■ Given exercise: Return each entry exactly, omitting nothing.

--- --- ---

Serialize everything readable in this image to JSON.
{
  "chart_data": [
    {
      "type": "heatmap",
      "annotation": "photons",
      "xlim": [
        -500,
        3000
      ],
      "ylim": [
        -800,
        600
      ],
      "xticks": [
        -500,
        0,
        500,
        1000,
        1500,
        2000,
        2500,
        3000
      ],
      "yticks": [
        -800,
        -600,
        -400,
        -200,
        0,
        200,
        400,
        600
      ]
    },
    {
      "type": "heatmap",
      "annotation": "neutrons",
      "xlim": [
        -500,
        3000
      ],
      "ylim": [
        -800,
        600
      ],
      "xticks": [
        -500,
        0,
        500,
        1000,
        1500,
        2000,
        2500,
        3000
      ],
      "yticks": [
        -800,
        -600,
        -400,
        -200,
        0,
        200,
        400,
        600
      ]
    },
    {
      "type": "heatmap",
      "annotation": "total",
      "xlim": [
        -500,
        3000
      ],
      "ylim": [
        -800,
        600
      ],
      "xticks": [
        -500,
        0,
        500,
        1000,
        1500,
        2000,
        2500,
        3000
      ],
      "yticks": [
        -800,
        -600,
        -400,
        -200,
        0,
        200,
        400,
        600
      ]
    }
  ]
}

--- --- ---

■ Reply:
Serialize everything readable in this image to JSON.
{
  "chart_data": [
    {
      "type": "heatmap",
      "annotation": "photons",
      "xlim": [
        -500,
        3000
      ],
      "ylim": [
        -800,
        600
      ],
      "xticks": [
        -500,
        0,
        500,
        1000,
        1500,
        2000,
        2500,
        3000
      ],
      "yticks": [
        -800,
        -600,
        -400,
        -200,
        0,
        200,
        400,
        600
      ]
    },
    {
      "type": "heatmap",
      "annotation": "neutrons",
      "xlim": [
        -500,
        3000
      ],
      "ylim": [
        -800,
        600
      ],
      "xticks": [
        -500,
        0,
        500,
        1000,
        1500,
        2000,
        2500,
        3000
      ],
      "yticks": [
        -800,
        -600,
        -400,
        -200,
        0,
        200,
        400,
        600
      ]
    },
    {
      "type": "heatmap",
      "annotation": "total",
      "xlim": [
        -500,
        3000
      ],
      "ylim": [
        -800,
        600
      ],
      "xticks": [
        -500,
        0,
        500,
        1000,
        1500,
        2000,
        2500,
        3000
      ],
      "yticks": [
        -800,
        -600,
        -400,
        -200,
        0,
        200,
        400,
        600
      ]
    }
  ]
}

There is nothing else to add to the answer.